§ Source:
★ ★ ★ ★ ★ ★ ★
Life

Fourth of July, etc.

After two years and a month in Boston (that including three summers) I still find it quite peculiar how big 4th of July is here. But as a good Puerto Rican and US citizen I need no other excuse to embrace the holiday other than… it’s a holiday. That, of course, defeats the purpose. This time I am celebrating fourth of July with friends I’ve known for four years. It’s quite an event.

Two days ago I went out with two of my best friends from high school. We had dinner at Chinatown and then walked back to MIT from there, an approximate 3 miles walk according to google maps. We stopped at the new Apple store in Boston, because when I saw it I simply HAD to walk in. Not only because it was an Apple store, but because it is an amazing store. The building is gorgeous.

New Apple Store in Boston

I looked around and was tempted to replace my laptop with a mac laptop.There was no logical explanation for this other than, I want it. I decided to just go play with the iPhone for a while and go home. That was enough to calm down my need for a new mac product.

Yesterday, fourth of July, my two friends and I went out to the Haymarket subway stop and visited a very interesting and historic catholic church in the area. It brought back memories. Right after that we visited a graveyard that was nearby, just to get the full picture of the attractions around. After that thrilling experience we went forward with our lives and ate an exquisite meal at Ristorante Saraceno, a great small Italian restaurant in the area. I highly recommend it to anyone. Right after we saw the Holocaust Memorial. This was completely by chance since none of us knew about it. As someone who hasn’t studied or heard much about the Holocaust, only a few remarks, I must say that the memorial really made an impression of me. It really sent shivers down my body and made me realize many things about this horrible event…

After a day of experiences in Boston, my friend and I decided to return to MIT. We spent the afternoon/night at Senior House, the MIT dorm in which I live during the term. We had a barbeque in the afternoon and, afterwards, we all went on the Senior House roof to watch the fireworks. If you Google Senior House’s address (70 Amherst Street, Cambridge, MA) you’ll realize that the dorm is located right in front of the fireworks show. There is simply no better view. You’re jealous, I know.
★ ★ ★ ★ ★ ★ ★
§ Provided material:
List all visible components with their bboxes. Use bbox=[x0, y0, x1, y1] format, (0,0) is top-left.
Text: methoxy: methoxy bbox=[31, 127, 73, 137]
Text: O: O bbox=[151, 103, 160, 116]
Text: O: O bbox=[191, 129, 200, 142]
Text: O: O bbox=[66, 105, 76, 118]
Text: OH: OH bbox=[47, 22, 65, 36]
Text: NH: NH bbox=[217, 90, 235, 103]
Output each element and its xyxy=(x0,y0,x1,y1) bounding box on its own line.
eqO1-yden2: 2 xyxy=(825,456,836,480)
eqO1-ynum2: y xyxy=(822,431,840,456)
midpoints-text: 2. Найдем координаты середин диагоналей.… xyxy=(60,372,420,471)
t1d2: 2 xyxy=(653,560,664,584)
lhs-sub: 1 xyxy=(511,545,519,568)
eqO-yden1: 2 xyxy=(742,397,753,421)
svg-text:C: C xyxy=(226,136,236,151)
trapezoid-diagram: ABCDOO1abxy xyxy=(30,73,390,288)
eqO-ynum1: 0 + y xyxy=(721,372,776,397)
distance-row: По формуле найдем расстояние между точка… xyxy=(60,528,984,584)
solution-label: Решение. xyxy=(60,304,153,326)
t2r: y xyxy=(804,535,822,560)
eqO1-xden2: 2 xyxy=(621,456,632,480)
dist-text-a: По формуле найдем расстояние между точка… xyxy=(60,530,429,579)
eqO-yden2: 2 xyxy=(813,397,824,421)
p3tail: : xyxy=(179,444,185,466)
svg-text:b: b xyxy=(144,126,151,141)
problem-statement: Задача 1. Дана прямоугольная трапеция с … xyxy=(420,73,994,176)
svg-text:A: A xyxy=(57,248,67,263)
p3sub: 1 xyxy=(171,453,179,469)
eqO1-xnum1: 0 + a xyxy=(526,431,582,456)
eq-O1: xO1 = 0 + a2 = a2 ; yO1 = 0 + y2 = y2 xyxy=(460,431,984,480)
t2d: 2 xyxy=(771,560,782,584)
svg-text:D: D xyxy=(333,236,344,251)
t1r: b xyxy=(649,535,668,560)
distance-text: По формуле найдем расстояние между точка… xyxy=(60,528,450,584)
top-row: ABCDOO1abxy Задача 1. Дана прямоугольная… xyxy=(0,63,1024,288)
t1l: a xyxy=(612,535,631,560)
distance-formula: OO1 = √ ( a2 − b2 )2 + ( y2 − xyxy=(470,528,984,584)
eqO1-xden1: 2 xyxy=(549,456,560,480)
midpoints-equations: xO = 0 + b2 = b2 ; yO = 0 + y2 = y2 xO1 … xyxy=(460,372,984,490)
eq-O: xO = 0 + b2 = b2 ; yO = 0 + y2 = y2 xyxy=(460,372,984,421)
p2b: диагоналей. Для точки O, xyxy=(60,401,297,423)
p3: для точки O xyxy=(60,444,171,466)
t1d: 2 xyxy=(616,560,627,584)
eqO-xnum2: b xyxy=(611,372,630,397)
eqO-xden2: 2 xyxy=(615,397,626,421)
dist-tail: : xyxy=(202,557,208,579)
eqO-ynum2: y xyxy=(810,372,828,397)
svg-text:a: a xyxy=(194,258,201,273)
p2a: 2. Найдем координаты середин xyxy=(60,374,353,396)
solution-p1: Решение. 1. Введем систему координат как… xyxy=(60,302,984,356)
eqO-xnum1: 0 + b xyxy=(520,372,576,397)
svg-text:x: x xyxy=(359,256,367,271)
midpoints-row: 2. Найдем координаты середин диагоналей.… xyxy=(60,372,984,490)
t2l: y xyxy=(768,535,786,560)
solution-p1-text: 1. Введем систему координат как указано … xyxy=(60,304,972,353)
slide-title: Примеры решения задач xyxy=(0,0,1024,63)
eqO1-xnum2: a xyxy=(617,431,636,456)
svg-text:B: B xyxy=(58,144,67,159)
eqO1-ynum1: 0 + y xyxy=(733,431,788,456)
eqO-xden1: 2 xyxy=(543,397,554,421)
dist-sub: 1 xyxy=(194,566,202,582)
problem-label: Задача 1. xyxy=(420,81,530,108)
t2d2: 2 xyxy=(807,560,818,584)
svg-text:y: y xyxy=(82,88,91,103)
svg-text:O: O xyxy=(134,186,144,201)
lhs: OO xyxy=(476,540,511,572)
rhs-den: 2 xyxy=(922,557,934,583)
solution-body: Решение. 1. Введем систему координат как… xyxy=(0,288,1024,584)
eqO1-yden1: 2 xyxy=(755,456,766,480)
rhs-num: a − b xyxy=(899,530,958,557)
★ ★ ★ ★ ★ ★ ★
§ To do:
(1) From the Fourth of July post, extract the passage between "Two days ago" and "new mac product.", inclusive.
(2) Answer these questions using the Fourth of July post:
(a) How long has the writer been living in Boston?
(b) At which restaurant did the writer and friends eat on the Fourth of July?
(c) What address is given for Senior House?
(3) Write the next part of the Fourth of July post, starting after its last sentence.

§ In response:
(1)
Two days ago I went out with two of my best friends from high school. We had dinner at Chinatown and then walked back to MIT from there, an approximate 3 miles walk according to google maps. We stopped at the new Apple store in Boston, because when I saw it I simply HAD to walk in. Not only because it was an Apple store, but because it is an amazing store. The building is gorgeous.

New Apple Store in Boston

I looked around and was tempted to replace my laptop with a mac laptop.There was no logical explanation for this other than, I want it. I decided to just go play with the iPhone for a while and go home. That was enough to calm down my need for a new mac product.

(2)
(a) Two years and a month, including three summers.
(b) Ristorante Saraceno.
(c) 70 Amherst Street, Cambridge, MA.

(3)
Well, it was fantastic.

My friends and I lingered around and had a quite good night, which culminated with a few burgers and the three of us walking back home.

What will I do today? I do not know. What I do know is that I am getting a much needed haircut. A $50 one that is, but may I tell you it is worth it.

I’m still waiting for the iPhone 3G to finally start being sold so I can change my two and a half years old Nokia 6020.

There is nothing much more I can talk about. My job as a chemistry teacher assistant is very satisfying, and my research at the MIT Langer Lab is exciting. My summer is going pretty well so far, I just need to get my small injuries healed so I can go back to taekwondo practice.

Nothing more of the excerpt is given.